(Um bloco de dados)
-------

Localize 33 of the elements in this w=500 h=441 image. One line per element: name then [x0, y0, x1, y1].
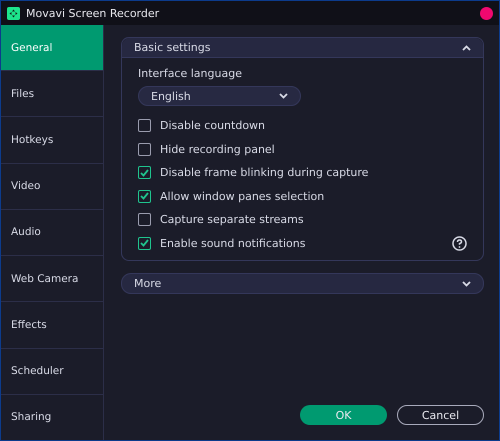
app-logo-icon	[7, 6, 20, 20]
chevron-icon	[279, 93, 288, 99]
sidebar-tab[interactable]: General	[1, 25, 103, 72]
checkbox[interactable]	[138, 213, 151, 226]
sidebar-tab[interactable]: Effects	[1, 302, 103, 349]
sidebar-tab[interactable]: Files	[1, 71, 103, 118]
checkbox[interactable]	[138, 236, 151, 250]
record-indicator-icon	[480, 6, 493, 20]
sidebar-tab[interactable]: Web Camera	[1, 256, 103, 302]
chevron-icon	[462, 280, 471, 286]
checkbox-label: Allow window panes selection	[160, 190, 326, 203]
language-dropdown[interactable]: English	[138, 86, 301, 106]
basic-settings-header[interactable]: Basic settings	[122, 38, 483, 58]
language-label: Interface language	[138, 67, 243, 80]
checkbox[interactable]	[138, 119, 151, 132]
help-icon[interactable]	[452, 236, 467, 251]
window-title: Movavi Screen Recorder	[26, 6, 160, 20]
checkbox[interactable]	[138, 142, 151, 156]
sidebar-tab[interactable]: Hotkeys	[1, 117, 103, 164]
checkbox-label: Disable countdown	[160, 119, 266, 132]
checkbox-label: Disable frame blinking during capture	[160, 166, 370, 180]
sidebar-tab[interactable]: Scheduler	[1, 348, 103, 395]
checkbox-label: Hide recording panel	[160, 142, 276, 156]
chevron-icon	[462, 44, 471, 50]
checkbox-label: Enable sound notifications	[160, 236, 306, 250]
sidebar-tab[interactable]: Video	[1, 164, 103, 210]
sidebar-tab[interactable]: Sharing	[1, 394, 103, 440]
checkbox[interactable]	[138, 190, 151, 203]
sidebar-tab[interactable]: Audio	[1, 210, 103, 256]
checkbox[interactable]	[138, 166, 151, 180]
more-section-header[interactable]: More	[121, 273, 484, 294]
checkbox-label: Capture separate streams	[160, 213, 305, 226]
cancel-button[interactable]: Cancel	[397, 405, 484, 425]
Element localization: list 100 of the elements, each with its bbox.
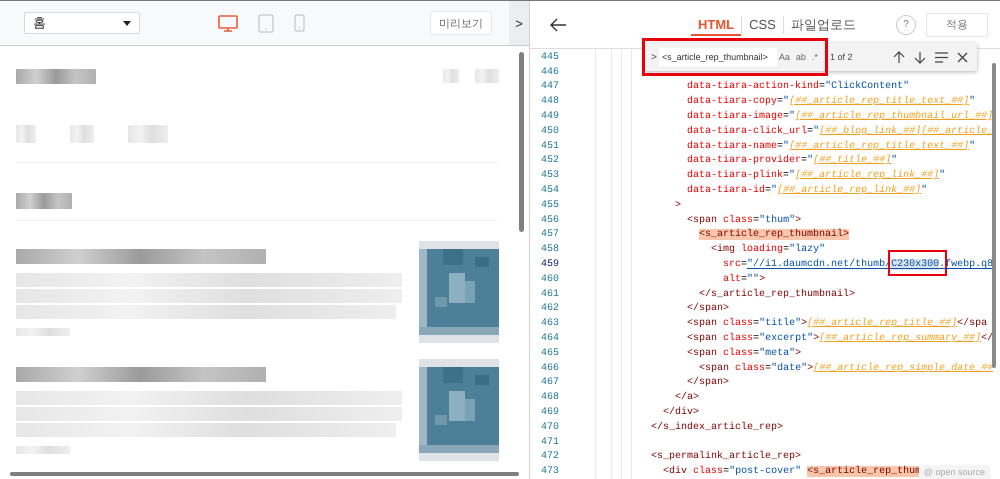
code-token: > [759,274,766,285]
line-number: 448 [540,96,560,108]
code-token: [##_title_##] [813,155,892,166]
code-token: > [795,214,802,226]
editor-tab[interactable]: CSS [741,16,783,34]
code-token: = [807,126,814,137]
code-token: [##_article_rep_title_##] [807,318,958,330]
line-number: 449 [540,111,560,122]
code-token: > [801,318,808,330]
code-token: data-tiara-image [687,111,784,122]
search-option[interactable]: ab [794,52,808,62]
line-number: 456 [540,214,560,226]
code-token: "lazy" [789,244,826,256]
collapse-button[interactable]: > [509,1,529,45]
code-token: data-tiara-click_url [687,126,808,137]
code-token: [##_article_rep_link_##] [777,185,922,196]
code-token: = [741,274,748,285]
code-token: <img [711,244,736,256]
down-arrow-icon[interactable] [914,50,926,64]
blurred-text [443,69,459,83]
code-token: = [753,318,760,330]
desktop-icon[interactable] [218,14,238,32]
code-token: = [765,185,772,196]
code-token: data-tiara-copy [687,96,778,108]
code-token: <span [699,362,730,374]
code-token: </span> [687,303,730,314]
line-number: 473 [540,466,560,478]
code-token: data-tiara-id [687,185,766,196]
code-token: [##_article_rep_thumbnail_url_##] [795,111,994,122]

-------

Repita exatamente todas as linhas da listagem acima, mas deixe de fora as imagens.

Localize 33 of the elements in this w=500 h=441 image. One line per element: name then [x0, y0, x1, y1].
app-logo-icon	[7, 6, 20, 20]
chevron-icon	[279, 93, 288, 99]
sidebar-tab[interactable]: General	[1, 25, 103, 72]
checkbox[interactable]	[138, 213, 151, 226]
sidebar-tab[interactable]: Effects	[1, 302, 103, 349]
sidebar-tab[interactable]: Files	[1, 71, 103, 118]
checkbox[interactable]	[138, 236, 151, 250]
record-indicator-icon	[480, 6, 493, 20]
sidebar-tab[interactable]: Web Camera	[1, 256, 103, 302]
chevron-icon	[462, 280, 471, 286]
checkbox-label: Allow window panes selection	[160, 190, 326, 203]
language-dropdown[interactable]: English	[138, 86, 301, 106]
basic-settings-header[interactable]: Basic settings	[122, 38, 483, 58]
language-label: Interface language	[138, 67, 243, 80]
checkbox[interactable]	[138, 119, 151, 132]
help-icon[interactable]	[452, 236, 467, 251]
window-title: Movavi Screen Recorder	[26, 6, 160, 20]
checkbox[interactable]	[138, 142, 151, 156]
sidebar-tab[interactable]: Hotkeys	[1, 117, 103, 164]
checkbox-label: Disable countdown	[160, 119, 266, 132]
checkbox-label: Disable frame blinking during capture	[160, 166, 370, 180]
sidebar-tab[interactable]: Scheduler	[1, 348, 103, 395]
checkbox-label: Hide recording panel	[160, 142, 276, 156]
chevron-icon	[462, 44, 471, 50]
checkbox-label: Enable sound notifications	[160, 236, 306, 250]
sidebar-tab[interactable]: Video	[1, 164, 103, 210]
sidebar-tab[interactable]: Sharing	[1, 394, 103, 440]
checkbox[interactable]	[138, 190, 151, 203]
sidebar-tab[interactable]: Audio	[1, 210, 103, 256]
checkbox[interactable]	[138, 166, 151, 180]
more-section-header[interactable]: More	[121, 273, 484, 294]
checkbox-label: Capture separate streams	[160, 213, 305, 226]
cancel-button[interactable]: Cancel	[397, 405, 484, 425]
Element localization: list 100 of the elements, each with its bbox.
code-token: > [759,274,766,285]
line-number: 448 [540,96,560,108]
code-token: [##_title_##] [813,155,892,166]
code-token: > [795,214,802,226]
editor-tab[interactable]: CSS [741,16,783,34]
code-token: = [807,126,814,137]
code-token: [##_article_rep_title_##] [807,318,958,330]
line-number: 449 [540,111,560,122]
code-token: > [801,318,808,330]
code-token: data-tiara-image [687,111,784,122]
search-option[interactable]: ab [794,52,808,62]
line-number: 456 [540,214,560,226]
code-token: "lazy" [789,244,826,256]
collapse-button[interactable]: > [509,1,529,45]
code-token: data-tiara-click_url [687,126,808,137]
code-token: [##_article_rep_link_##] [777,185,922,196]
code-token: = [741,274,748,285]
code-token: <img [711,244,736,256]
down-arrow-icon[interactable] [914,50,926,64]
blurred-text [443,69,459,83]
code-token: = [753,318,760,330]
desktop-icon[interactable] [218,14,238,32]
code-token: = [765,185,772,196]
code-token: data-tiara-copy [687,96,778,108]
code-token: <span [699,362,730,374]
code-token: </span> [687,303,730,314]
line-number: 473 [540,466,560,478]
code-token: data-tiara-id [687,185,766,196]
code-token: [##_article_rep_thumbnail_url_##] [795,111,994,122]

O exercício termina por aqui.